- _Aim of the task_:
Every line below that contains "JSON" is to be copied.

== Material for this exercise

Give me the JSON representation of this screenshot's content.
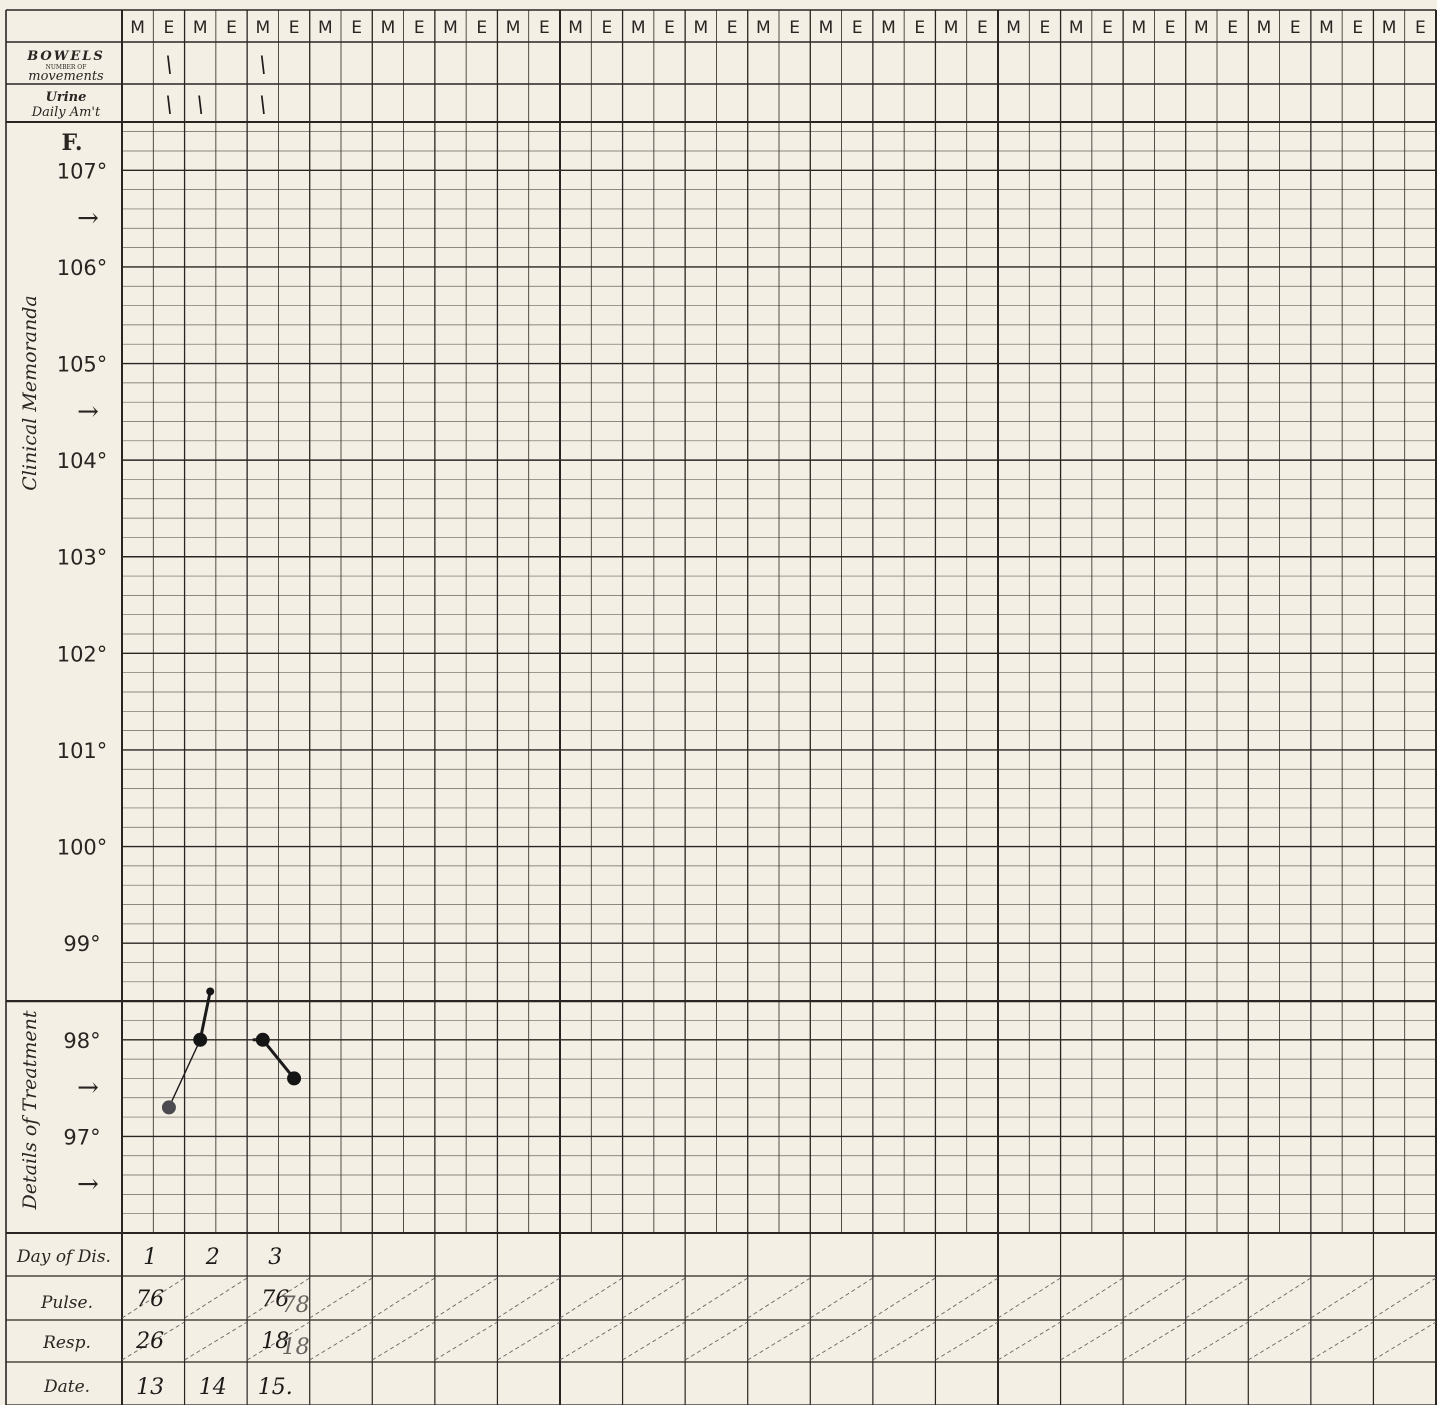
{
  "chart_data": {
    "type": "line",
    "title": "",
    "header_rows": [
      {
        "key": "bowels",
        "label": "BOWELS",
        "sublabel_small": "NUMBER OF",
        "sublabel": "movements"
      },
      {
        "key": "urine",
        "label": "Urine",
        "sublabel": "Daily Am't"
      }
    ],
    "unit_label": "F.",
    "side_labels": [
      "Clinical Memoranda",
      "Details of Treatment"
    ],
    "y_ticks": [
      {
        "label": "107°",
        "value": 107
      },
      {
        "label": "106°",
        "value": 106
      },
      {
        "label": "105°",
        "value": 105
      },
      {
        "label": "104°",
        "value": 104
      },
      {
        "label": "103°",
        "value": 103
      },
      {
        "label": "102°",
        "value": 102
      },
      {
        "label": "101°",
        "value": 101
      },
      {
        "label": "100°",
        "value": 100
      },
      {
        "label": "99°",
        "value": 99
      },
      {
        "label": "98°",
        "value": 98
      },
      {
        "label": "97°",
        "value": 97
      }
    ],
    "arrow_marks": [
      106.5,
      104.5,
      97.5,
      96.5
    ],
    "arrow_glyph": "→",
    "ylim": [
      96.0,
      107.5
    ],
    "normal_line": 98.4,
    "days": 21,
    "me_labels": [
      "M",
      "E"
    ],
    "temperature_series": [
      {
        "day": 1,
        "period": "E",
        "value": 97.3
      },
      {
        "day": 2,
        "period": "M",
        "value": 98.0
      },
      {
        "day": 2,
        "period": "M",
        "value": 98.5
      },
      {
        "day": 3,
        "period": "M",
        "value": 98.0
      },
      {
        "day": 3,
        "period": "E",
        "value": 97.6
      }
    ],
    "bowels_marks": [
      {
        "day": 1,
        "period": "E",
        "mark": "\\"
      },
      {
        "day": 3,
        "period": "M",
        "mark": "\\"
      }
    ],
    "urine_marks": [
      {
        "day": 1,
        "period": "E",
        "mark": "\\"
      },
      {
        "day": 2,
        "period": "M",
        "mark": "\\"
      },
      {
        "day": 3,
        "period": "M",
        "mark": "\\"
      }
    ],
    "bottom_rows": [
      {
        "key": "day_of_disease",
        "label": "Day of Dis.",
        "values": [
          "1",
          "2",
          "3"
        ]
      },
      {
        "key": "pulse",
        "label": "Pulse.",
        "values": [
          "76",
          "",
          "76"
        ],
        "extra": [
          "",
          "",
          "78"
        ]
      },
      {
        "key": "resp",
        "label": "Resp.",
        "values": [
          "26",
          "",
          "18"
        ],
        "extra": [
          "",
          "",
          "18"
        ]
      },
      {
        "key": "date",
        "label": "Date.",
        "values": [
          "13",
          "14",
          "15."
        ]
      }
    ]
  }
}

====
== Material for this exercise

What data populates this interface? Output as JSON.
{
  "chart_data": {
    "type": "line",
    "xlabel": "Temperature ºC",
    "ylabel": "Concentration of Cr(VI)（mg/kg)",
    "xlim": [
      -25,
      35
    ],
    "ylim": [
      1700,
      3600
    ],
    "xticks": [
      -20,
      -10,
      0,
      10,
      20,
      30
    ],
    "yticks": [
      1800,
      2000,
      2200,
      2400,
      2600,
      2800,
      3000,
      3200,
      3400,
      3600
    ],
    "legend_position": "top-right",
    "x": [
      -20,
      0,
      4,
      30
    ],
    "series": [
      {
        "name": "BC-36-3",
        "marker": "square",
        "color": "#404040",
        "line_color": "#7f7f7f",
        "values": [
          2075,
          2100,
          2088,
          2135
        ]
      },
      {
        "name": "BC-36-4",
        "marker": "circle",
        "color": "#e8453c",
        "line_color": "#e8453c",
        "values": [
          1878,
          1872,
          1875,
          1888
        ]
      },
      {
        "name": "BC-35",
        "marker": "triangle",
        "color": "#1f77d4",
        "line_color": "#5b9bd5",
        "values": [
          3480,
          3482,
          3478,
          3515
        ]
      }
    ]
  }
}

====

- _Answer to the task_:
Give me the JSON representation of this screenshot's content.
What data populates this interface? Output as JSON.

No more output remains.